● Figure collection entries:
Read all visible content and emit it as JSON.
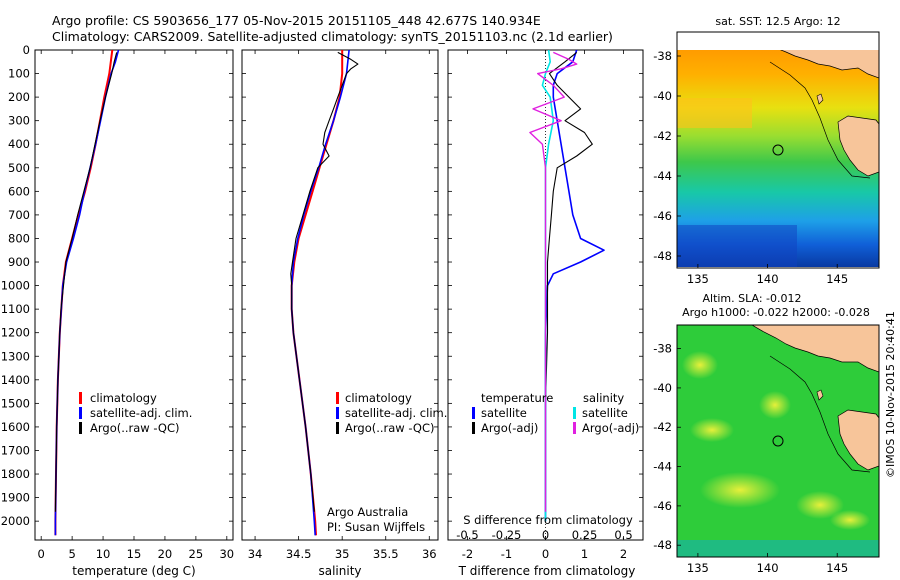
{
  "title_line1": "Argo profile: CS 5903656_177 05-Nov-2015 20151105_448 42.677S 140.934E",
  "title_line2": "Climatology: CARS2009. Satellite-adjusted climatology: synTS_20151103.nc (2.1d earlier)",
  "colors": {
    "clim": "#ff0000",
    "sat": "#0000ff",
    "argo": "#000000",
    "sat_s": "#00e5e5",
    "argo_s": "#e020e0",
    "land": "#f7c59a"
  },
  "chart_data": [
    {
      "type": "line",
      "id": "temperature",
      "xlabel": "temperature (deg C)",
      "xlim": [
        -1,
        31
      ],
      "ylim": [
        2080,
        0
      ],
      "x_ticks": [
        0,
        5,
        10,
        15,
        20,
        25,
        30
      ],
      "y_ticks": [
        0,
        100,
        200,
        300,
        400,
        500,
        600,
        700,
        800,
        900,
        1000,
        1100,
        1200,
        1300,
        1400,
        1500,
        1600,
        1700,
        1800,
        1900,
        2000
      ],
      "legend": [
        "climatology",
        "satellite-adj. clim.",
        "Argo(..raw -QC)"
      ],
      "series": [
        {
          "name": "climatology",
          "depth": [
            0,
            100,
            200,
            300,
            400,
            500,
            600,
            700,
            800,
            900,
            1000,
            1200,
            1400,
            1600,
            1800,
            2000,
            2060
          ],
          "values": [
            11.5,
            11.0,
            10.2,
            9.5,
            8.8,
            8.0,
            7.1,
            6.0,
            5.0,
            4.0,
            3.5,
            3.0,
            2.7,
            2.5,
            2.4,
            2.3,
            2.3
          ]
        },
        {
          "name": "satellite-adj. clim.",
          "depth": [
            0,
            50,
            100,
            200,
            300,
            400,
            500,
            600,
            700,
            800,
            900,
            1000,
            1200,
            1400,
            1600,
            1800,
            2000,
            2060
          ],
          "values": [
            12.5,
            12.0,
            11.3,
            10.4,
            9.6,
            8.8,
            7.9,
            7.0,
            6.2,
            5.2,
            4.1,
            3.5,
            3.0,
            2.7,
            2.5,
            2.4,
            2.3,
            2.3
          ]
        },
        {
          "name": "Argo(..raw -QC)",
          "depth": [
            10,
            50,
            100,
            150,
            200,
            300,
            400,
            500,
            600,
            700,
            800,
            900,
            1000,
            1100,
            1200,
            1400,
            1600,
            1800,
            1960
          ],
          "values": [
            12.2,
            11.8,
            11.4,
            10.9,
            10.4,
            9.5,
            8.7,
            7.9,
            6.9,
            5.9,
            5.0,
            4.0,
            3.6,
            3.2,
            3.0,
            2.7,
            2.5,
            2.4,
            2.3
          ]
        }
      ]
    },
    {
      "type": "line",
      "id": "salinity",
      "xlabel": "salinity",
      "xlim": [
        33.85,
        36.1
      ],
      "ylim": [
        2080,
        0
      ],
      "x_ticks": [
        34,
        34.5,
        35,
        35.5,
        36
      ],
      "legend": [
        "climatology",
        "satellite-adj. clim.",
        "Argo(..raw -QC)"
      ],
      "annotation": [
        "Argo Australia",
        "PI: Susan Wijffels"
      ],
      "series": [
        {
          "name": "climatology",
          "depth": [
            0,
            100,
            200,
            300,
            400,
            500,
            600,
            700,
            800,
            900,
            1000,
            1100,
            1200,
            1400,
            1600,
            1800,
            2000,
            2060
          ],
          "values": [
            35.0,
            35.0,
            34.97,
            34.9,
            34.82,
            34.74,
            34.66,
            34.58,
            34.5,
            34.45,
            34.42,
            34.42,
            34.44,
            34.51,
            34.58,
            34.64,
            34.69,
            34.7
          ]
        },
        {
          "name": "satellite-adj. clim.",
          "depth": [
            0,
            100,
            200,
            300,
            400,
            500,
            600,
            700,
            800,
            900,
            1000,
            1100,
            1200,
            1400,
            1600,
            1800,
            2000,
            2060
          ],
          "values": [
            35.08,
            35.05,
            34.98,
            34.9,
            34.81,
            34.73,
            34.64,
            34.56,
            34.49,
            34.44,
            34.42,
            34.42,
            34.44,
            34.51,
            34.58,
            34.64,
            34.68,
            34.69
          ]
        },
        {
          "name": "Argo(..raw -QC)",
          "depth": [
            10,
            40,
            60,
            80,
            100,
            150,
            200,
            250,
            300,
            350,
            400,
            450,
            500,
            600,
            700,
            800,
            900,
            950,
            1000,
            1100,
            1200,
            1400,
            1600,
            1800,
            1960
          ],
          "values": [
            34.95,
            35.1,
            35.18,
            35.1,
            35.05,
            35.0,
            34.95,
            34.9,
            34.85,
            34.8,
            34.78,
            34.85,
            34.72,
            34.63,
            34.55,
            34.47,
            34.43,
            34.41,
            34.42,
            34.42,
            34.44,
            34.51,
            34.58,
            34.64,
            34.68
          ]
        }
      ]
    },
    {
      "type": "line",
      "id": "difference",
      "xlabel": "T difference from climatology",
      "x2label": "S difference from climatology",
      "xlim": [
        -2.5,
        2.5
      ],
      "ylim": [
        2080,
        0
      ],
      "x_ticks": [
        -2,
        -1,
        0,
        1,
        2
      ],
      "x2_ticks": [
        "-0.5",
        "-0.25",
        "0",
        "0.25",
        "0.5"
      ],
      "legend_headers": [
        "temperature",
        "salinity"
      ],
      "legend": [
        "satellite",
        "Argo(-adj)",
        "satellite",
        "Argo(-adj)"
      ],
      "series": [
        {
          "name": "T satellite",
          "depth": [
            0,
            50,
            100,
            150,
            200,
            300,
            400,
            500,
            600,
            700,
            800,
            850,
            900,
            950,
            1000,
            1200,
            1600,
            2000
          ],
          "values": [
            0.8,
            0.7,
            0.3,
            0.2,
            0.2,
            0.3,
            0.4,
            0.5,
            0.6,
            0.7,
            0.9,
            1.5,
            0.9,
            0.2,
            0.05,
            0.0,
            0.0,
            0.0
          ]
        },
        {
          "name": "T Argo(-adj)",
          "depth": [
            10,
            50,
            100,
            150,
            200,
            250,
            300,
            350,
            400,
            450,
            500,
            600,
            700,
            800,
            900,
            1000,
            1200,
            1500,
            1800,
            1960
          ],
          "values": [
            0.8,
            0.5,
            0.1,
            0.3,
            0.6,
            0.9,
            0.5,
            1.0,
            1.2,
            0.8,
            0.3,
            0.2,
            0.15,
            0.1,
            0.05,
            0.05,
            0.05,
            0.0,
            0.0,
            0.0
          ]
        },
        {
          "name": "S satellite",
          "depth": [
            0,
            50,
            100,
            150,
            200,
            300,
            400,
            500,
            600,
            800,
            1000,
            1400,
            1800,
            2000
          ],
          "values": [
            0.02,
            0.03,
            0.0,
            -0.02,
            0.03,
            0.05,
            0.02,
            0.0,
            0.0,
            0.0,
            0.0,
            0.0,
            0.0,
            0.0
          ]
        },
        {
          "name": "S Argo(-adj)",
          "depth": [
            10,
            40,
            60,
            80,
            100,
            150,
            200,
            250,
            300,
            350,
            400,
            500,
            600,
            800,
            1000,
            1400,
            1800,
            1960
          ],
          "values": [
            0.05,
            0.15,
            0.2,
            0.1,
            -0.05,
            0.05,
            0.12,
            -0.08,
            0.1,
            -0.1,
            -0.02,
            0.0,
            0.0,
            0.0,
            0.0,
            0.0,
            0.0,
            0.0
          ]
        }
      ]
    }
  ],
  "map_sst": {
    "title": "sat. SST: 12.5 Argo: 12",
    "x_ticks": [
      135,
      140,
      145
    ],
    "y_ticks": [
      -38,
      -40,
      -42,
      -44,
      -46,
      -48
    ],
    "xlim": [
      133.5,
      148
    ],
    "ylim": [
      -48.6,
      -36.8
    ],
    "marker": {
      "lon": 140.934,
      "lat": -42.677
    }
  },
  "map_sla": {
    "title1": "Altim. SLA: -0.012",
    "title2": "Argo h1000: -0.022 h2000: -0.028",
    "x_ticks": [
      135,
      140,
      145
    ],
    "y_ticks": [
      -38,
      -40,
      -42,
      -44,
      -46,
      -48
    ],
    "xlim": [
      133.5,
      148
    ],
    "ylim": [
      -48.6,
      -36.8
    ],
    "marker": {
      "lon": 140.934,
      "lat": -42.677
    }
  },
  "stamp": "©IMOS 10-Nov-2015 20:40:41"
}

● EXERCISE REQUIREMENTS:
For the data above, state only how many lines include the word "xlabel".

● EXERCISE ANSWER:
3